- **WHAT IS NEEDED**
Copy out every record below with complete accuracy.

- **Dataset records**
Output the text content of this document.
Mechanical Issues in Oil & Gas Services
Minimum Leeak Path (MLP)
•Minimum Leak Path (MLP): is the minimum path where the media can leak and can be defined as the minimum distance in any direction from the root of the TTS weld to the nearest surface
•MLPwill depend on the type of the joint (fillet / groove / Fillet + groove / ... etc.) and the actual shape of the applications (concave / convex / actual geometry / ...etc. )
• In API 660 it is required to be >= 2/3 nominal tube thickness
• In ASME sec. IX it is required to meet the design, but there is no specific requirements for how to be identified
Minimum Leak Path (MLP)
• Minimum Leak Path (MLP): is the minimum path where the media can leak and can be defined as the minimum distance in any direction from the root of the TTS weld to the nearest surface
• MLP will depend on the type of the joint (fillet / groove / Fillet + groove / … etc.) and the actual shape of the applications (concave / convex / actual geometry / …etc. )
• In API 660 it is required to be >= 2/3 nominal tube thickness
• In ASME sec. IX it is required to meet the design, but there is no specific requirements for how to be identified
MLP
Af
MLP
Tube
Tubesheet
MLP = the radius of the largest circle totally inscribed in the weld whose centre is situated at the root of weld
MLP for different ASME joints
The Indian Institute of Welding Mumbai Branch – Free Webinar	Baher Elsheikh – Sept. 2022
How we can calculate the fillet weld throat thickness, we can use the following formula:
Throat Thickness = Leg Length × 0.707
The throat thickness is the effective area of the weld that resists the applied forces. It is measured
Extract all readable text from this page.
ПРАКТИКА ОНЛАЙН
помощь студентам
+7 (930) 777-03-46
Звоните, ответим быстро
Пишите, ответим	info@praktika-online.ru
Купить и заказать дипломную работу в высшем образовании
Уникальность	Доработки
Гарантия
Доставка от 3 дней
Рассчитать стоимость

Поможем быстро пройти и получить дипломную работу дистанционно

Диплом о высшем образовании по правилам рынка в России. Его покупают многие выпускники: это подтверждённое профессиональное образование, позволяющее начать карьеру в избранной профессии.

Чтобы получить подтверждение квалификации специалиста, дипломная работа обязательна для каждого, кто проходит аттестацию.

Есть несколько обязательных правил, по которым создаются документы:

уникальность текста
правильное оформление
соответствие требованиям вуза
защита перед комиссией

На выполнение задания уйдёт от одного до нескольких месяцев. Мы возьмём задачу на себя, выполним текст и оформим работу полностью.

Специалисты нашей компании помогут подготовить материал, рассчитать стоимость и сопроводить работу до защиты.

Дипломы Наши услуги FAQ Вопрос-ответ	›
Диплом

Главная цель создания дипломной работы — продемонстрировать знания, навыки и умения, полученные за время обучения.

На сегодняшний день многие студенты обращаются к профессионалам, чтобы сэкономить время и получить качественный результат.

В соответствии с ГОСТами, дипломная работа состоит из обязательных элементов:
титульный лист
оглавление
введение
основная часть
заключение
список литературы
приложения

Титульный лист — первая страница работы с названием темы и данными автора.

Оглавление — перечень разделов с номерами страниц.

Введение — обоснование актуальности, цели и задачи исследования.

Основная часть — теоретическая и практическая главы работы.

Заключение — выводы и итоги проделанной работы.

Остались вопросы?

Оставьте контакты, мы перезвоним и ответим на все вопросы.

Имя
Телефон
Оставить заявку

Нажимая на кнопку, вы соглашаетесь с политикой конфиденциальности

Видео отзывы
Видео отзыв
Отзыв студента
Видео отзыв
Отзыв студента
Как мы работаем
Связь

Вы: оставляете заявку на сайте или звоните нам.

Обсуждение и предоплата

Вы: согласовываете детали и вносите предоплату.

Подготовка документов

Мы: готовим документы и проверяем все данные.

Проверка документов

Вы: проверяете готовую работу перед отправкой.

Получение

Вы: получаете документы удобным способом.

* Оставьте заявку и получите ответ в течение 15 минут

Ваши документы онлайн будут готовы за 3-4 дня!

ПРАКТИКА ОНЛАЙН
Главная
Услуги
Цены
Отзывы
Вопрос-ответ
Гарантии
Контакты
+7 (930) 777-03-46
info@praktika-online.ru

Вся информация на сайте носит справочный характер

- **RIGHT ANSWER**
Output the text content of this document.
Mechanical Issues in Oil & Gas Services
Minimum Leeak Path (MLP)
•Minimum Leak Path (MLP): is the minimum path where the media can leak and can be defined as the minimum distance in any direction from the root of the TTS weld to the nearest surface
•MLPwill depend on the type of the joint (fillet / groove / Fillet + groove / ... etc.) and the actual shape of the applications (concave / convex / actual geometry / ...etc. )
• In API 660 it is required to be >= 2/3 nominal tube thickness
• In ASME sec. IX it is required to meet the design, but there is no specific requirements for how to be identified
Minimum Leak Path (MLP)
• Minimum Leak Path (MLP): is the minimum path where the media can leak and can be defined as the minimum distance in any direction from the root of the TTS weld to the nearest surface
• MLP will depend on the type of the joint (fillet / groove / Fillet + groove / … etc.) and the actual shape of the applications (concave / convex / actual geometry / …etc. )
• In API 660 it is required to be >= 2/3 nominal tube thickness
• In ASME sec. IX it is required to meet the design, but there is no specific requirements for how to be identified
MLP
Af
MLP
Tube
Tubesheet
MLP = the radius of the largest circle totally inscribed in the weld whose centre is situated at the root of weld
MLP for different ASME joints
The Indian Institute of Welding Mumbai Branch – Free Webinar	Baher Elsheikh – Sept. 2022
How we can calculate the fillet weld throat thickness, we can use the following formula:
Throat Thickness = Leg Length × 0.707
The throat thickness is the effective area of the weld that resists the applied forces. It is measured
Extract all readable text from this page.
ПРАКТИКА ОНЛАЙН
помощь студентам
+7 (930) 777-03-46
Звоните, ответим быстро
Пишите, ответим	info@praktika-online.ru
Купить и заказать дипломную работу в высшем образовании
Уникальность	Доработки
Гарантия
Доставка от 3 дней
Рассчитать стоимость

Поможем быстро пройти и получить дипломную работу дистанционно

Диплом о высшем образовании по правилам рынка в России. Его покупают многие выпускники: это подтверждённое профессиональное образование, позволяющее начать карьеру в избранной профессии.

Чтобы получить подтверждение квалификации специалиста, дипломная работа обязательна для каждого, кто проходит аттестацию.

Есть несколько обязательных правил, по которым создаются документы:

уникальность текста
правильное оформление
соответствие требованиям вуза
защита перед комиссией

На выполнение задания уйдёт от одного до нескольких месяцев. Мы возьмём задачу на себя, выполним текст и оформим работу полностью.

Специалисты нашей компании помогут подготовить материал, рассчитать стоимость и сопроводить работу до защиты.

Дипломы Наши услуги FAQ Вопрос-ответ	›
Диплом

Главная цель создания дипломной работы — продемонстрировать знания, навыки и умения, полученные за время обучения.

На сегодняшний день многие студенты обращаются к профессионалам, чтобы сэкономить время и получить качественный результат.

В соответствии с ГОСТами, дипломная работа состоит из обязательных элементов:
титульный лист
оглавление
введение
основная часть
заключение
список литературы
приложения

Титульный лист — первая страница работы с названием темы и данными автора.

Оглавление — перечень разделов с номерами страниц.

Введение — обоснование актуальности, цели и задачи исследования.

Основная часть — теоретическая и практическая главы работы.

Заключение — выводы и итоги проделанной работы.

Остались вопросы?

Оставьте контакты, мы перезвоним и ответим на все вопросы.

Имя
Телефон
Оставить заявку

Нажимая на кнопку, вы соглашаетесь с политикой конфиденциальности

Видео отзывы
Видео отзыв
Отзыв студента
Видео отзыв
Отзыв студента
Как мы работаем
Связь

Вы: оставляете заявку на сайте или звоните нам.

Обсуждение и предоплата

Вы: согласовываете детали и вносите предоплату.

Подготовка документов

Мы: готовим документы и проверяем все данные.

Проверка документов

Вы: проверяете готовую работу перед отправкой.

Получение

Вы: получаете документы удобным способом.

* Оставьте заявку и получите ответ в течение 15 минут

Ваши документы онлайн будут готовы за 3-4 дня!

ПРАКТИКА ОНЛАЙН
Главная
Услуги
Цены
Отзывы
Вопрос-ответ
Гарантии
Контакты
+7 (930) 777-03-46
info@praktika-online.ru

Вся информация на сайте носит справочный характер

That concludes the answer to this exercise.